**Short task:** Reproduce the listing below in its entirety. Change nothing.
--- begin Material to process ---
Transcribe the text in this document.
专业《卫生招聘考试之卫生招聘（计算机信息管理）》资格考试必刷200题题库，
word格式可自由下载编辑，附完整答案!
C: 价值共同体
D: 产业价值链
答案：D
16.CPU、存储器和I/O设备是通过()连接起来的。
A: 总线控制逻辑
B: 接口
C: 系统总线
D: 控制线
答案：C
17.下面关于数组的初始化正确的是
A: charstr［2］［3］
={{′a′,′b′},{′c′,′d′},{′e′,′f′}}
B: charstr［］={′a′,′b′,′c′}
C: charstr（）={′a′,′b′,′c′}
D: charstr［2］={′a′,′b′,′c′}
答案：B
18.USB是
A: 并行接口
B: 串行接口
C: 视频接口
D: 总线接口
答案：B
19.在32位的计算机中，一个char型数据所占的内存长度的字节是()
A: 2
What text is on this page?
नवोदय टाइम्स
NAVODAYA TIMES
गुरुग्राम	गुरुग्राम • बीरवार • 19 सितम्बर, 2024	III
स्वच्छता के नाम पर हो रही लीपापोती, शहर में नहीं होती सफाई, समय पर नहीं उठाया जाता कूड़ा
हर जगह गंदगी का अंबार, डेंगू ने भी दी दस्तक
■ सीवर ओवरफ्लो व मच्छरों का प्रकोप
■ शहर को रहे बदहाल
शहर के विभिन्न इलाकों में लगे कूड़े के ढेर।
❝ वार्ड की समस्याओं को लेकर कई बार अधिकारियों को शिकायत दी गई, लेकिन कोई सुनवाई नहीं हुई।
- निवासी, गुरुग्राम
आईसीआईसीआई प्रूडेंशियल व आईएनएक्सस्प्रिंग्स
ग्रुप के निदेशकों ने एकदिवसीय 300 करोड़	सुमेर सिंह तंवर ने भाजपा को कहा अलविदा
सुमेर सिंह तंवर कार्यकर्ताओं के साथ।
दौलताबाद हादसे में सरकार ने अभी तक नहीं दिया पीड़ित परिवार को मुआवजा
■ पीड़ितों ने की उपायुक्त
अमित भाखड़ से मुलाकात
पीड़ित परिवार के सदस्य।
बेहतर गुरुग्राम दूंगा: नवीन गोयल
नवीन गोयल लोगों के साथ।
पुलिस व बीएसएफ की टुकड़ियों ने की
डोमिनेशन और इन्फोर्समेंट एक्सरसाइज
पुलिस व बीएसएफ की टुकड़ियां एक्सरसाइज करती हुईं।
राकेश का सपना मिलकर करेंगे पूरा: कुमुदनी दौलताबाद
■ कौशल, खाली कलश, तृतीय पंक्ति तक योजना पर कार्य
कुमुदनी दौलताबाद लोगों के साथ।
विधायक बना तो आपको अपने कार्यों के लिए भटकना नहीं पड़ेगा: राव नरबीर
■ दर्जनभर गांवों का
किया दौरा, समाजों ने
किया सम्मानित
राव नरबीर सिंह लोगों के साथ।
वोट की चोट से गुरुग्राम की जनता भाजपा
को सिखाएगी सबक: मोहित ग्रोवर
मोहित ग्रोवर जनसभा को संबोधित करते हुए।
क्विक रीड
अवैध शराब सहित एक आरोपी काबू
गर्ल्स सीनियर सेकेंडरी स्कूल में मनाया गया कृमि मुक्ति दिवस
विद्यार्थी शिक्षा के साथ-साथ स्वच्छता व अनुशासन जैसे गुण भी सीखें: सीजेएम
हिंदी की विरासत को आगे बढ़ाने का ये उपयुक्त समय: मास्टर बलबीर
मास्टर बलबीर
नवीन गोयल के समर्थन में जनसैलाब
--- end Material to process ---
**Result for this exercise:**
Transcribe the text in this document.
专业《卫生招聘考试之卫生招聘（计算机信息管理）》资格考试必刷200题题库，
word格式可自由下载编辑，附完整答案!
C: 价值共同体
D: 产业价值链
答案：D
16.CPU、存储器和I/O设备是通过()连接起来的。
A: 总线控制逻辑
B: 接口
C: 系统总线
D: 控制线
答案：C
17.下面关于数组的初始化正确的是
A: charstr［2］［3］
={{′a′,′b′},{′c′,′d′},{′e′,′f′}}
B: charstr［］={′a′,′b′,′c′}
C: charstr（）={′a′,′b′,′c′}
D: charstr［2］={′a′,′b′,′c′}
答案：B
18.USB是
A: 并行接口
B: 串行接口
C: 视频接口
D: 总线接口
答案：B
19.在32位的计算机中，一个char型数据所占的内存长度的字节是()
A: 2
What text is on this page?
नवोदय टाइम्स
NAVODAYA TIMES
गुरुग्राम	गुरुग्राम • बीरवार • 19 सितम्बर, 2024	III
स्वच्छता के नाम पर हो रही लीपापोती, शहर में नहीं होती सफाई, समय पर नहीं उठाया जाता कूड़ा
हर जगह गंदगी का अंबार, डेंगू ने भी दी दस्तक
■ सीवर ओवरफ्लो व मच्छरों का प्रकोप
■ शहर को रहे बदहाल
शहर के विभिन्न इलाकों में लगे कूड़े के ढेर।
❝ वार्ड की समस्याओं को लेकर कई बार अधिकारियों को शिकायत दी गई, लेकिन कोई सुनवाई नहीं हुई।
- निवासी, गुरुग्राम
आईसीआईसीआई प्रूडेंशियल व आईएनएक्सस्प्रिंग्स
ग्रुप के निदेशकों ने एकदिवसीय 300 करोड़	सुमेर सिंह तंवर ने भाजपा को कहा अलविदा
सुमेर सिंह तंवर कार्यकर्ताओं के साथ।
दौलताबाद हादसे में सरकार ने अभी तक नहीं दिया पीड़ित परिवार को मुआवजा
■ पीड़ितों ने की उपायुक्त
अमित भाखड़ से मुलाकात
पीड़ित परिवार के सदस्य।
बेहतर गुरुग्राम दूंगा: नवीन गोयल
नवीन गोयल लोगों के साथ।
पुलिस व बीएसएफ की टुकड़ियों ने की
डोमिनेशन और इन्फोर्समेंट एक्सरसाइज
पुलिस व बीएसएफ की टुकड़ियां एक्सरसाइज करती हुईं।
राकेश का सपना मिलकर करेंगे पूरा: कुमुदनी दौलताबाद
■ कौशल, खाली कलश, तृतीय पंक्ति तक योजना पर कार्य
कुमुदनी दौलताबाद लोगों के साथ।
विधायक बना तो आपको अपने कार्यों के लिए भटकना नहीं पड़ेगा: राव नरबीर
■ दर्जनभर गांवों का
किया दौरा, समाजों ने
किया सम्मानित
राव नरबीर सिंह लोगों के साथ।
वोट की चोट से गुरुग्राम की जनता भाजपा
को सिखाएगी सबक: मोहित ग्रोवर
मोहित ग्रोवर जनसभा को संबोधित करते हुए।
क्विक रीड
अवैध शराब सहित एक आरोपी काबू
गर्ल्स सीनियर सेकेंडरी स्कूल में मनाया गया कृमि मुक्ति दिवस
विद्यार्थी शिक्षा के साथ-साथ स्वच्छता व अनुशासन जैसे गुण भी सीखें: सीजेएम
हिंदी की विरासत को आगे बढ़ाने का ये उपयुक्त समय: मास्टर बलबीर
मास्टर बलबीर
नवीन गोयल के समर्थन में जनसैलाब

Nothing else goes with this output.